# [WHAT YOU WILL DO]
Report the count of lines below in which the string "stations" occurs; include nothing else.

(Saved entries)
════════
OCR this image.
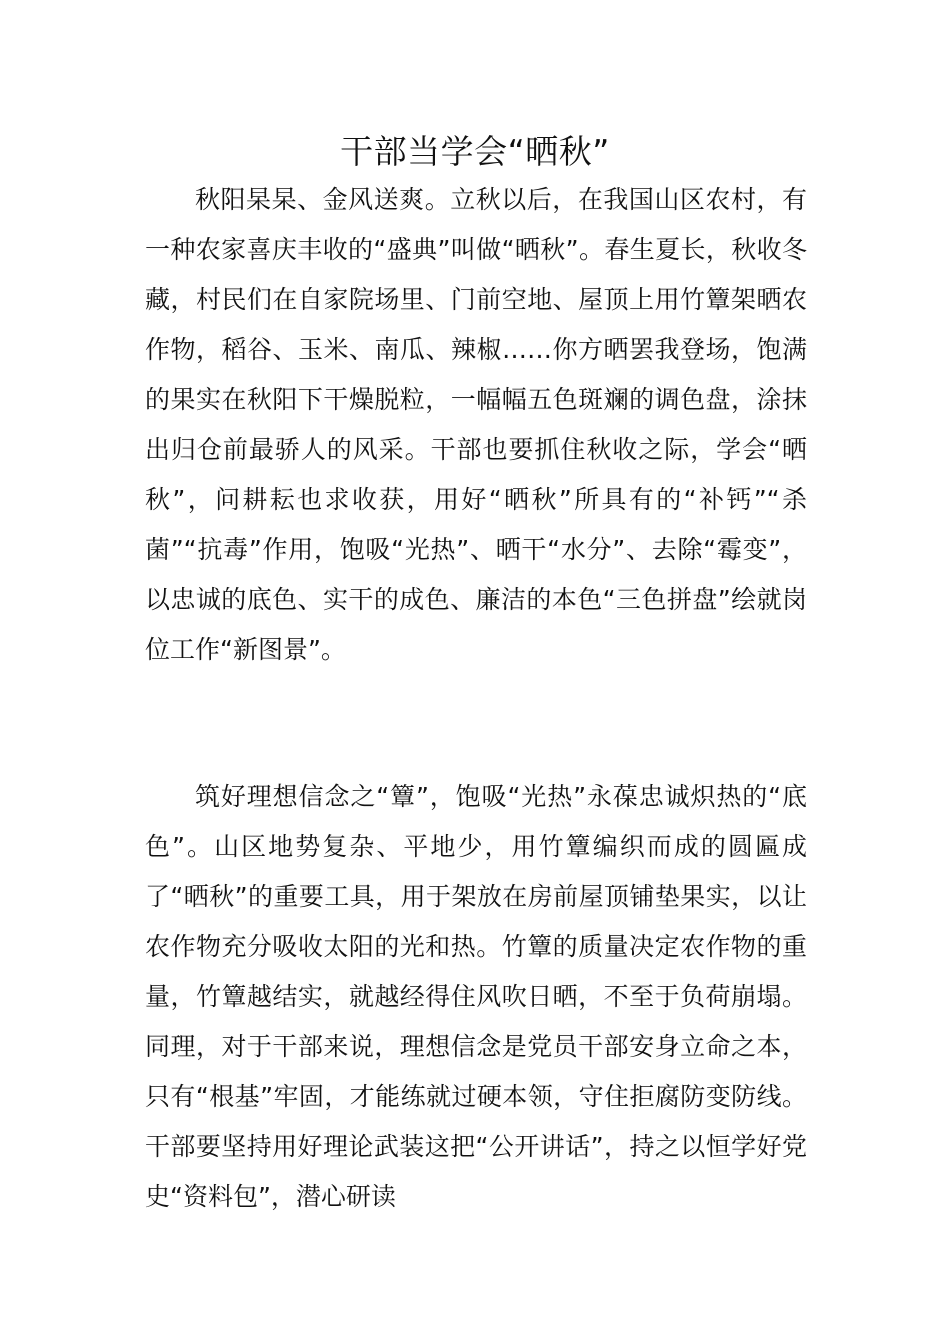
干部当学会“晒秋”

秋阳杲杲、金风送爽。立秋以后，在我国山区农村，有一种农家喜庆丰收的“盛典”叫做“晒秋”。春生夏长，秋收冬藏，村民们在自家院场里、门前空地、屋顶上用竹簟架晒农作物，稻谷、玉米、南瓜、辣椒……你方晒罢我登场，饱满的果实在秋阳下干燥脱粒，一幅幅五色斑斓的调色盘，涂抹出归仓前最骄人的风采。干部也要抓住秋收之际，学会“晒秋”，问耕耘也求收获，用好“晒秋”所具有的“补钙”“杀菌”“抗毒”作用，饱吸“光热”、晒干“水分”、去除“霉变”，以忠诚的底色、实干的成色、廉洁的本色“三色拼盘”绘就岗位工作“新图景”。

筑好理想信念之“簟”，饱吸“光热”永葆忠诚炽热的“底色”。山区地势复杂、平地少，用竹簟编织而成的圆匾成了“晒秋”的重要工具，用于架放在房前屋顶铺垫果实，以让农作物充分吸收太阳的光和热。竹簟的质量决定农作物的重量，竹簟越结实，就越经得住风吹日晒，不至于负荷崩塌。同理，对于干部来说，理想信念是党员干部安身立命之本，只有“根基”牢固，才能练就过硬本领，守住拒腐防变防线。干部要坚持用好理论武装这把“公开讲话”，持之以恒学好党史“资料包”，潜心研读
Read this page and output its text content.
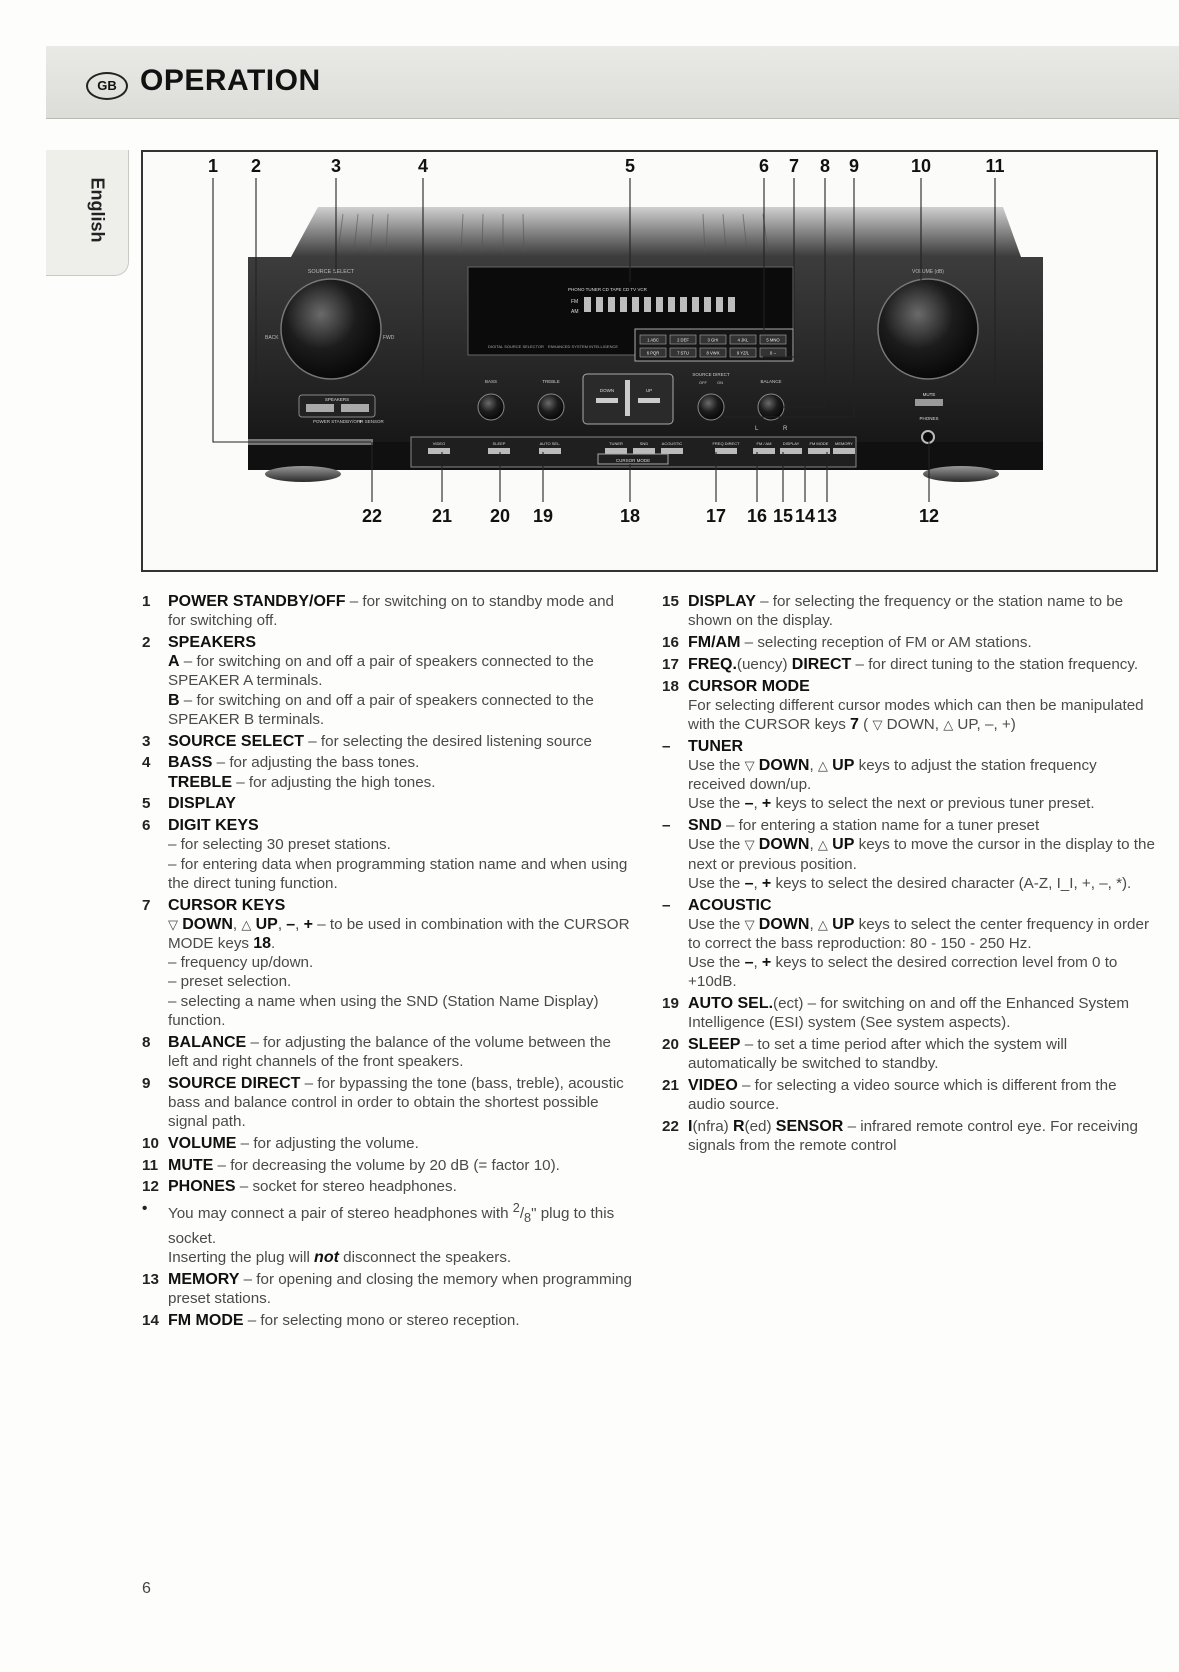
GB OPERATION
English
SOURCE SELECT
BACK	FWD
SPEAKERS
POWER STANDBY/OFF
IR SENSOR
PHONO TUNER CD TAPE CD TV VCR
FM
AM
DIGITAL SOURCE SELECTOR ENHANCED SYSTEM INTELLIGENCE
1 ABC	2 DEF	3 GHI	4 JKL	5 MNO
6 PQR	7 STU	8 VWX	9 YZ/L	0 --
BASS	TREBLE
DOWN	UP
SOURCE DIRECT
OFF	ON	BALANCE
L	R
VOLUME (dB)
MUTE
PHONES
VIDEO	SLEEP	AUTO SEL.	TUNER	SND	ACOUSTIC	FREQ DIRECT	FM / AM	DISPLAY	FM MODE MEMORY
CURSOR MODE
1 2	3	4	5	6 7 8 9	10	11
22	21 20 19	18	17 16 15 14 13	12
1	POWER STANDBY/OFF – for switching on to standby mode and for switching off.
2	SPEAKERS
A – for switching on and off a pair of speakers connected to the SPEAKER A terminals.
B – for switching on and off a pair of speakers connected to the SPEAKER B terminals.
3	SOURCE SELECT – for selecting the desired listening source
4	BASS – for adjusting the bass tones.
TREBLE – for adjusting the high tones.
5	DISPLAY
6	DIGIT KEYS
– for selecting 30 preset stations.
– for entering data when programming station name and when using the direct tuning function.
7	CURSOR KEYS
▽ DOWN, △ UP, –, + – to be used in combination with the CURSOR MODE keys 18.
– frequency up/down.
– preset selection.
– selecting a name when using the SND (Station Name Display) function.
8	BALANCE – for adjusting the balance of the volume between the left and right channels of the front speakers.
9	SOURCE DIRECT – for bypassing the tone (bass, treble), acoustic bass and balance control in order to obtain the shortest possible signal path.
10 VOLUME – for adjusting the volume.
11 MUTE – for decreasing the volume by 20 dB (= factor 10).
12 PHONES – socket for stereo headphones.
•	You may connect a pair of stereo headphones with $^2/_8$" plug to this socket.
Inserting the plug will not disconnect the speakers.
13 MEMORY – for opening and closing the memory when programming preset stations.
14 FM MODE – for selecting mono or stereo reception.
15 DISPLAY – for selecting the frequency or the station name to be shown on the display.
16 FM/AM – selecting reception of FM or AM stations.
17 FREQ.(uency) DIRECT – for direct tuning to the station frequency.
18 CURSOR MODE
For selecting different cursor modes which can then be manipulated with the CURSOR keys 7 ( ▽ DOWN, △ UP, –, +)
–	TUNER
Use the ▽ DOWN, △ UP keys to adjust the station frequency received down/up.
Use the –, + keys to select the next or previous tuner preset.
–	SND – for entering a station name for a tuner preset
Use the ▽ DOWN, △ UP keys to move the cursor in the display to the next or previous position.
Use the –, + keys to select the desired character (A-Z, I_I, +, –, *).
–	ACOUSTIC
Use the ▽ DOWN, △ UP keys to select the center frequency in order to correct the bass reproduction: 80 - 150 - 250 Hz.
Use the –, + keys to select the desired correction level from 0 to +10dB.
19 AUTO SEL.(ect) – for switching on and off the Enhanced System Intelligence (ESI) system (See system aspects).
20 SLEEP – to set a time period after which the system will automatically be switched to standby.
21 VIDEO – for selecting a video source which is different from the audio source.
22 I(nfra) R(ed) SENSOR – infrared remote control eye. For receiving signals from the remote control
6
════════
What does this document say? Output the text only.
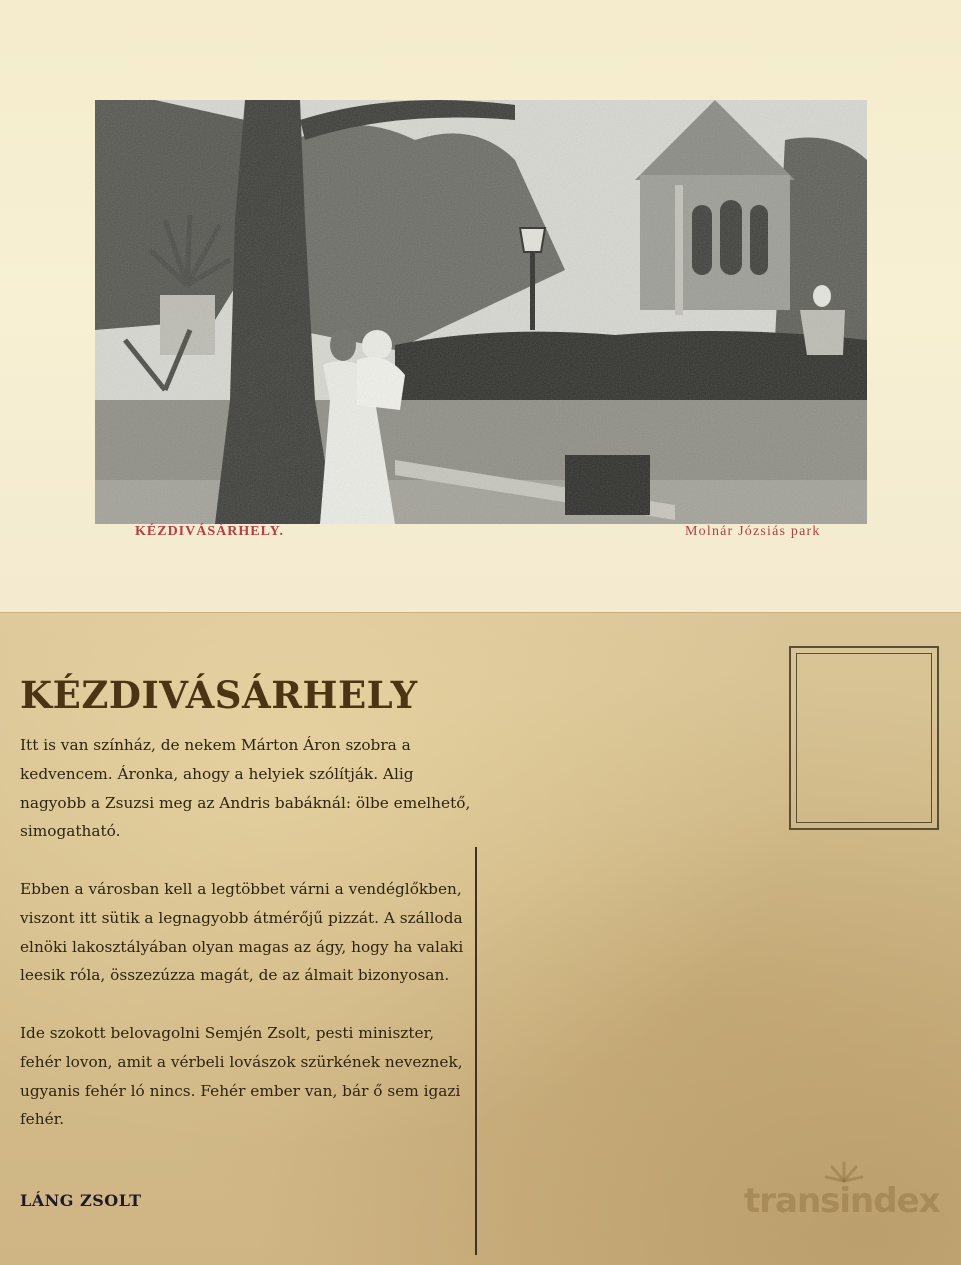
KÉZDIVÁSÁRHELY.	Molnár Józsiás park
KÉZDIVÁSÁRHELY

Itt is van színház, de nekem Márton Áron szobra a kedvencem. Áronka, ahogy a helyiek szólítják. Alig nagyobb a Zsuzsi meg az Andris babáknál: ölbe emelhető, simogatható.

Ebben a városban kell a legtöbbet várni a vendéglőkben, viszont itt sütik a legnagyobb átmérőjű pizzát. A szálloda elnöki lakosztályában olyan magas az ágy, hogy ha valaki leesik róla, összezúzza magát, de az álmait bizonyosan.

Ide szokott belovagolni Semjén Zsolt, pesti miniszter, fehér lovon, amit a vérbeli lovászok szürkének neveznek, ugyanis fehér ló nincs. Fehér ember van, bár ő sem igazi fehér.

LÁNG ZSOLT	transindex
════════
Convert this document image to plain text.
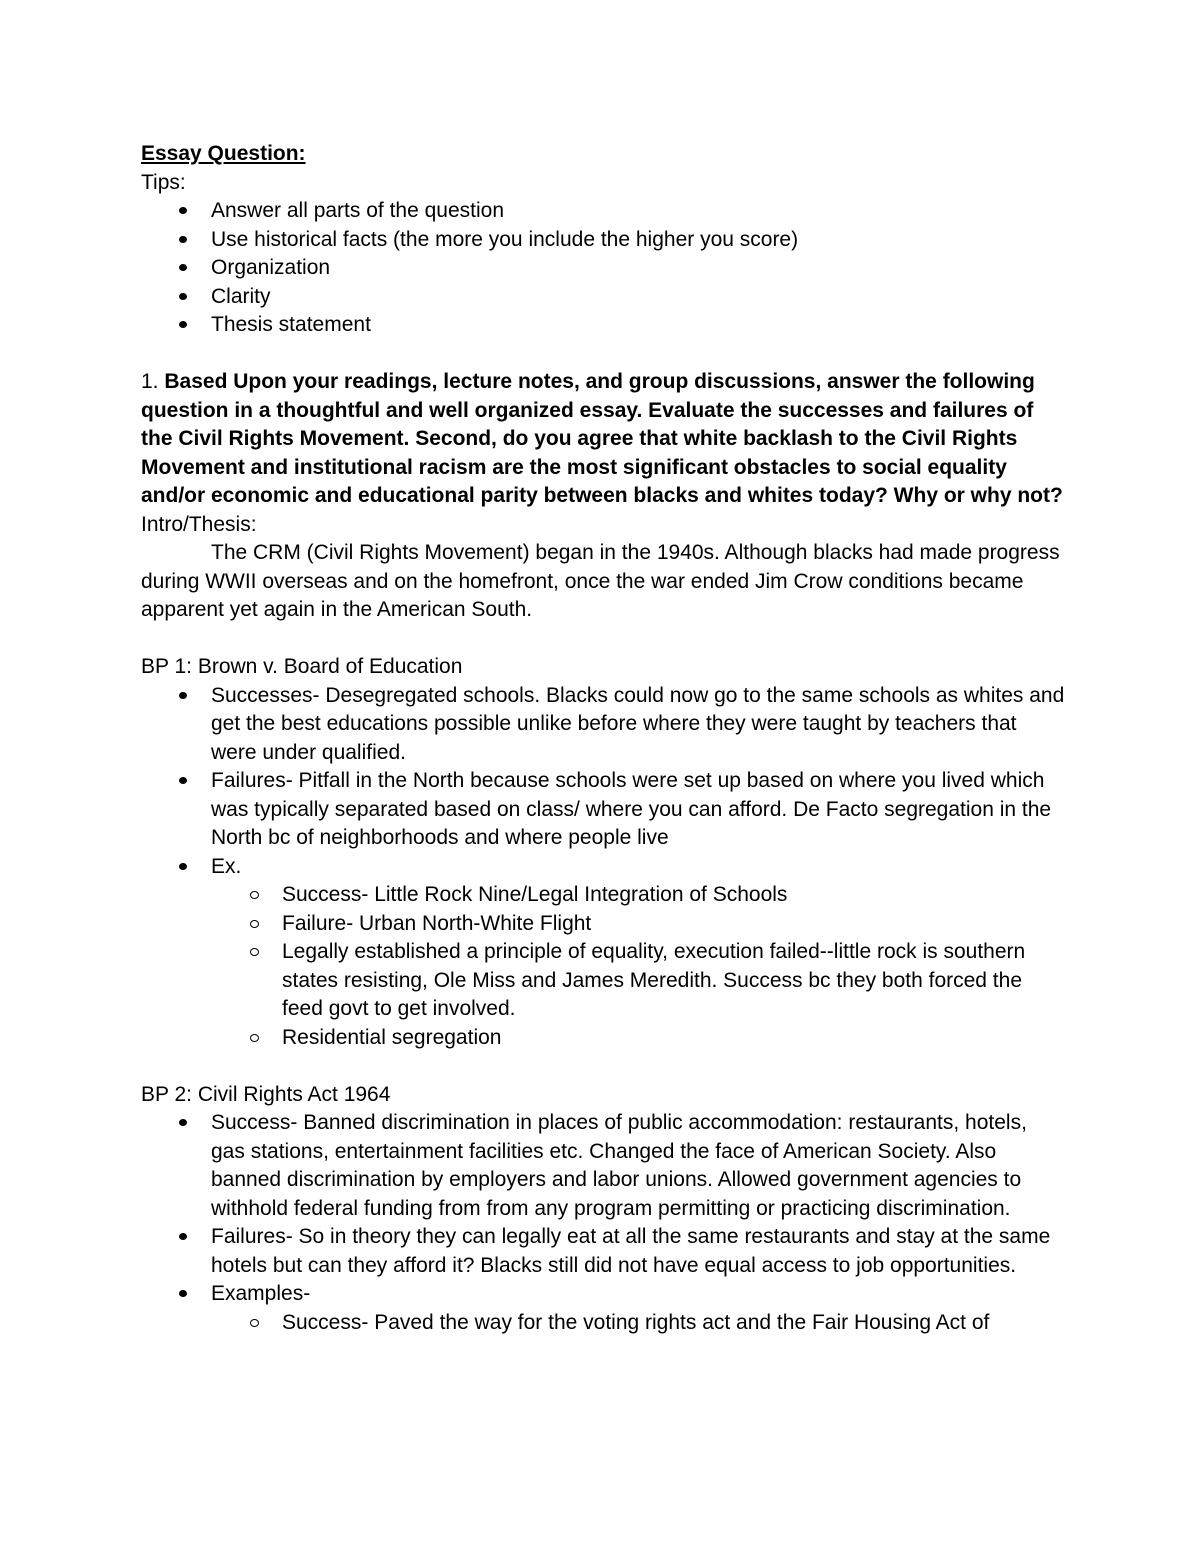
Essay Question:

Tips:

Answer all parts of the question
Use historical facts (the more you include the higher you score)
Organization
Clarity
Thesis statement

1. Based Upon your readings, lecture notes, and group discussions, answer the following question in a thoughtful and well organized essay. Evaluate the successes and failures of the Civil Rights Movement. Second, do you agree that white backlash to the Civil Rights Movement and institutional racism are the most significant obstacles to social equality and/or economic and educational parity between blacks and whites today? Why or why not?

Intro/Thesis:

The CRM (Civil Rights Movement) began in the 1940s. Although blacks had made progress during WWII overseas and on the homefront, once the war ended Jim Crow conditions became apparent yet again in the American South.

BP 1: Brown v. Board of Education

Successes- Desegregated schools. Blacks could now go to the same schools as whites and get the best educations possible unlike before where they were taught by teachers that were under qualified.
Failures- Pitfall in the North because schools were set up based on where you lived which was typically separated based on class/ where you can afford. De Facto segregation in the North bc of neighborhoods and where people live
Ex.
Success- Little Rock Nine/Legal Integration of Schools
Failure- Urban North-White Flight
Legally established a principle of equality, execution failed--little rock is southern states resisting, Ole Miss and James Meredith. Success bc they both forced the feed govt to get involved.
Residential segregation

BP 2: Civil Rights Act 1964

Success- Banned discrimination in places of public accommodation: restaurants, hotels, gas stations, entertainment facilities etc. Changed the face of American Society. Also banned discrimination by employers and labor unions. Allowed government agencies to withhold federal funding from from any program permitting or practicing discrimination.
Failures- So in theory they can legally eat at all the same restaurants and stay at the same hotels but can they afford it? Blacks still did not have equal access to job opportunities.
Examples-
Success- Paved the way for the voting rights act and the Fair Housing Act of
════════
# [TASK RESULT]
4